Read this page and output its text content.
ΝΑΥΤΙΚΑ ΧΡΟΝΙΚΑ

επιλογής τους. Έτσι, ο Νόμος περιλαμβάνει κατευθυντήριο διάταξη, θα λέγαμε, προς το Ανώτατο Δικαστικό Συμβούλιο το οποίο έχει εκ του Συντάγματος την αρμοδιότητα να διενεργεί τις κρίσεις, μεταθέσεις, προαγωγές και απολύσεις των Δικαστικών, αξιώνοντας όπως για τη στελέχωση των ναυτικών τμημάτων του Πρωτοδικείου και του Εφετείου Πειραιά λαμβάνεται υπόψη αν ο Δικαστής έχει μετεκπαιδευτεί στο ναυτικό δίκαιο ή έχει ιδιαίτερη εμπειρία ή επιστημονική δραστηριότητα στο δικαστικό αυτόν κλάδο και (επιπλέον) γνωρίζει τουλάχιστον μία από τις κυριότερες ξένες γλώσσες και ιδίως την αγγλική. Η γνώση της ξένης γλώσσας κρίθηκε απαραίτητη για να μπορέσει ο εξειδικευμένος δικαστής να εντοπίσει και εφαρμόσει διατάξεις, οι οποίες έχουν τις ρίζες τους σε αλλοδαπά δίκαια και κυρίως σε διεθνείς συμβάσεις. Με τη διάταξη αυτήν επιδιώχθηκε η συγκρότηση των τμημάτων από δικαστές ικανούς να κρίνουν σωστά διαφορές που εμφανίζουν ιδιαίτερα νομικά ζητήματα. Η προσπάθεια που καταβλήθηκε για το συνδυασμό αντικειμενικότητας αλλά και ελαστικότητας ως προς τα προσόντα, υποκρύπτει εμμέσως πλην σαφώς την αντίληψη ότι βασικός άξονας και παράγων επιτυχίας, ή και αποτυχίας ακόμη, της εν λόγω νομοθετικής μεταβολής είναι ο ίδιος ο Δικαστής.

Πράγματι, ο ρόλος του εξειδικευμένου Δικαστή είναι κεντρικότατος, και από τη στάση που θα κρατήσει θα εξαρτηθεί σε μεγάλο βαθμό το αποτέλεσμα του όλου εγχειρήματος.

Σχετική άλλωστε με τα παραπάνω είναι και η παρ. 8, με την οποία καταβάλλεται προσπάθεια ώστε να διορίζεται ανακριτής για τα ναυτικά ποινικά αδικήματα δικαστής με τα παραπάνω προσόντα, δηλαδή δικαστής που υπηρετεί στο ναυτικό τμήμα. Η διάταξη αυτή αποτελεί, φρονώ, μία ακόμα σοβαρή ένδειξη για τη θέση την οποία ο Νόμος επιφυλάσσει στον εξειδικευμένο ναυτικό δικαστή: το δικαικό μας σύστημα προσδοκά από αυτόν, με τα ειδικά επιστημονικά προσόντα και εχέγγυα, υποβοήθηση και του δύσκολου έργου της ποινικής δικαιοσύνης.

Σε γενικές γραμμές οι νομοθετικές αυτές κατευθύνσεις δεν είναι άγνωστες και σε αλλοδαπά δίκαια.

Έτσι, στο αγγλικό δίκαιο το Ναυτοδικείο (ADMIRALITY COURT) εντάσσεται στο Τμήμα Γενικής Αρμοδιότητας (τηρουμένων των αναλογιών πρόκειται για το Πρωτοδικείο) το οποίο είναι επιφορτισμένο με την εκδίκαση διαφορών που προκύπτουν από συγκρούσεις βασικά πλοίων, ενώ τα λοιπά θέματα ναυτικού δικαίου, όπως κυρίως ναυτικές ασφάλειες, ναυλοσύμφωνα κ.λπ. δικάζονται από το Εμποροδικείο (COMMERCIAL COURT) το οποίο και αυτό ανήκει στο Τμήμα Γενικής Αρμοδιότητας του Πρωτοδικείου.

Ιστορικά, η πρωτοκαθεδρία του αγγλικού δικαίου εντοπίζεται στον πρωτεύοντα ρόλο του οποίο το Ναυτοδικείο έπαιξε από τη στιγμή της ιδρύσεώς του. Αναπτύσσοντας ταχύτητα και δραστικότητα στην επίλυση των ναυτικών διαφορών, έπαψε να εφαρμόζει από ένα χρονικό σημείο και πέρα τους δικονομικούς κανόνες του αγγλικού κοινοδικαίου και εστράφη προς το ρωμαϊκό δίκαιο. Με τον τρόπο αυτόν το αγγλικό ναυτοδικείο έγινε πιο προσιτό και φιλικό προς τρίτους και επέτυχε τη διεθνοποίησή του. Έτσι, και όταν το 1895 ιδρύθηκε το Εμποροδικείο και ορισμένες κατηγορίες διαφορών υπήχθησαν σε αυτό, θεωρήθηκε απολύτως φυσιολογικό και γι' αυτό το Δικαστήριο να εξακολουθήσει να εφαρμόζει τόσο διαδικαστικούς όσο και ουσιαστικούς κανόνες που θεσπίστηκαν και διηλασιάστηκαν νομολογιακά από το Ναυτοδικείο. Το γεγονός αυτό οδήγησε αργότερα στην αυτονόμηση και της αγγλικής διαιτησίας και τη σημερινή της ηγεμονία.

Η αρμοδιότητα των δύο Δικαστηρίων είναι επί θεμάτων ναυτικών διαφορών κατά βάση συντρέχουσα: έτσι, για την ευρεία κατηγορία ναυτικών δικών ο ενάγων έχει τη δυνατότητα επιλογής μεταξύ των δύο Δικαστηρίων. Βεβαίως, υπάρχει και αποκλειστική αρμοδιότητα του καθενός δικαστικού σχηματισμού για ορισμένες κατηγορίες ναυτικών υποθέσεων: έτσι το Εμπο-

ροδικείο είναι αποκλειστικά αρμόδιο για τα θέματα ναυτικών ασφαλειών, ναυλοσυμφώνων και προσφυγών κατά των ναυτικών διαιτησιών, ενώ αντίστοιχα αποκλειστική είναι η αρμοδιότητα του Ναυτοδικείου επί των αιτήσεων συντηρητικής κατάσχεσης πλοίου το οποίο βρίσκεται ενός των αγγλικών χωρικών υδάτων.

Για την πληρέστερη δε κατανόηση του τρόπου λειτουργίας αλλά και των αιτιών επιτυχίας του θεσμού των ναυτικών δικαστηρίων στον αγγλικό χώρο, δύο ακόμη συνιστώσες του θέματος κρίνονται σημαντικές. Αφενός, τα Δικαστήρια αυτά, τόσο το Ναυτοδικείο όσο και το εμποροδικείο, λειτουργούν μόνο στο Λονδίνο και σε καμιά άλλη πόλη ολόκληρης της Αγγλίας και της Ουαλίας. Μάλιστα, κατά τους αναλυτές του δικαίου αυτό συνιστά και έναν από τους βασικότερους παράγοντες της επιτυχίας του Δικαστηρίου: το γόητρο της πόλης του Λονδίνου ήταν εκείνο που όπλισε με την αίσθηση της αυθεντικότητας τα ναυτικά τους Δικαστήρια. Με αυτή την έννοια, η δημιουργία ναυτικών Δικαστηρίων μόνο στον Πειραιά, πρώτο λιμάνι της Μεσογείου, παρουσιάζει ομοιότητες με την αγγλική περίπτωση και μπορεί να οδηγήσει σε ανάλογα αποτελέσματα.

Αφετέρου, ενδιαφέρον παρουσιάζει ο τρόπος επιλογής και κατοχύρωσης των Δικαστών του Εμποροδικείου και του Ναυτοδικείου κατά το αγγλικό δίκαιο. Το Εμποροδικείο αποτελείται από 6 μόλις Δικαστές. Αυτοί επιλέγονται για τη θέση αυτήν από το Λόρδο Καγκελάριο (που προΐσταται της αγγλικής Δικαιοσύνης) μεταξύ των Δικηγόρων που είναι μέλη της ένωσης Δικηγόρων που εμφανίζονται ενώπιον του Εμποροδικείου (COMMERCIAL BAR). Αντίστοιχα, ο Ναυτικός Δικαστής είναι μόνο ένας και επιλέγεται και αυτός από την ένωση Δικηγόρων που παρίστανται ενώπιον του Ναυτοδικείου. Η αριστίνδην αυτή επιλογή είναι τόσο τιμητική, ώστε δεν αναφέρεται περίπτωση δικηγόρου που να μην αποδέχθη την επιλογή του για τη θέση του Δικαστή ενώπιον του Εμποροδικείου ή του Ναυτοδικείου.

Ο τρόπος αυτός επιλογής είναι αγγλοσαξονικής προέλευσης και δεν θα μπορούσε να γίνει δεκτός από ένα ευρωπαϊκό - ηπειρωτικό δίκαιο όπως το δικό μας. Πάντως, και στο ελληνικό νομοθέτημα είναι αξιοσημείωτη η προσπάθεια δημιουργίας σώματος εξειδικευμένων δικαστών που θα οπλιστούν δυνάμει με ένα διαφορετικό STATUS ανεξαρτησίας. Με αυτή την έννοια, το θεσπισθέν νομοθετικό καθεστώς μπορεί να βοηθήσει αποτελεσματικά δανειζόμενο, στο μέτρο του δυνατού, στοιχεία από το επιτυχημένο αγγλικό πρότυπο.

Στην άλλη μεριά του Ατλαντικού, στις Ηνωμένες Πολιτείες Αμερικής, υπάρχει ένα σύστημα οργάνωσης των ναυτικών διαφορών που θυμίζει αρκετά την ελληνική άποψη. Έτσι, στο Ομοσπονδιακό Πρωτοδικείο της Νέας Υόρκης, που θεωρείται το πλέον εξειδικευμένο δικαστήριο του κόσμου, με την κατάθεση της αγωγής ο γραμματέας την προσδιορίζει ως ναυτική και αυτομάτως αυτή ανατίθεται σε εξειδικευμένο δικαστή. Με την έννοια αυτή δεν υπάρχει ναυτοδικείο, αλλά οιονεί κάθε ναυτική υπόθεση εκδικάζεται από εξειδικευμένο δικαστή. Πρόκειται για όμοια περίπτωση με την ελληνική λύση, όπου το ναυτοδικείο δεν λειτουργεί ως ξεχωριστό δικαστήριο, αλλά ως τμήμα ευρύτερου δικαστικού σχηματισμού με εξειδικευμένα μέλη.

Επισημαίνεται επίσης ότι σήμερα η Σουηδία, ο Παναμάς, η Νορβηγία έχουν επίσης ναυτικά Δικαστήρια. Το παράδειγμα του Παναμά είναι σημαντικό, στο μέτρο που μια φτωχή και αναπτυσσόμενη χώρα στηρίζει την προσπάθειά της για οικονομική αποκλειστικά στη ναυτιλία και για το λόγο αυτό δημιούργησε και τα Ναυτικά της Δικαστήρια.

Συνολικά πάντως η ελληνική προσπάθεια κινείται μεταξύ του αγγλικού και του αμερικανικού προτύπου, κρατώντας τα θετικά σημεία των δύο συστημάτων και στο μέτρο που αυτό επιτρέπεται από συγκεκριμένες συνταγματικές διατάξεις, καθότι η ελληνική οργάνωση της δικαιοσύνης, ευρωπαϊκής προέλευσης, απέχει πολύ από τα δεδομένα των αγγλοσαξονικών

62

-------

__GOAL__
Read through the lines above and collect those that contain the string "υπάρχει".

__TASK SOLUTION__
Η αρμοδιότητα των δύο Δικαστηρίων είναι επί θεμάτων ναυτικών διαφορών κατά βάση συντρέχουσα: έτσι, για την ευρεία κατηγορία ναυτικών δικών ο ενάγων έχει τη δυνατότητα επιλογής μεταξύ των δύο Δικαστηρίων. Βεβαίως, υπάρχει και αποκλειστική αρμοδιότητα του καθενός δικαστικού σχηματισμού για ορισμένες κατηγορίες ναυτικών υποθέσεων: έτσι το Εμπο-
Στην άλλη μεριά του Ατλαντικού, στις Ηνωμένες Πολιτείες Αμερικής, υπάρχει ένα σύστημα οργάνωσης των ναυτικών διαφορών που θυμίζει αρκετά την ελληνική άποψη. Έτσι, στο Ομοσπονδιακό Πρωτοδικείο της Νέας Υόρκης, που θεωρείται το πλέον εξειδικευμένο δικαστήριο του κόσμου, με την κατάθεση της αγωγής ο γραμματέας την προσδιορίζει ως ναυτική και αυτομάτως αυτή ανατίθεται σε εξειδικευμένο δικαστή. Με την έννοια αυτή δεν υπάρχει ναυτοδικείο, αλλά οιονεί κάθε ναυτική υπόθεση εκδικάζεται από εξειδικευμένο δικαστή. Πρόκειται για όμοια περίπτωση με την ελληνική λύση, όπου το ναυτοδικείο δεν λειτουργεί ως ξεχωριστό δικαστήριο, αλλά ως τμήμα ευρύτερου δικαστικού σχηματισμού με εξειδικευμένα μέλη.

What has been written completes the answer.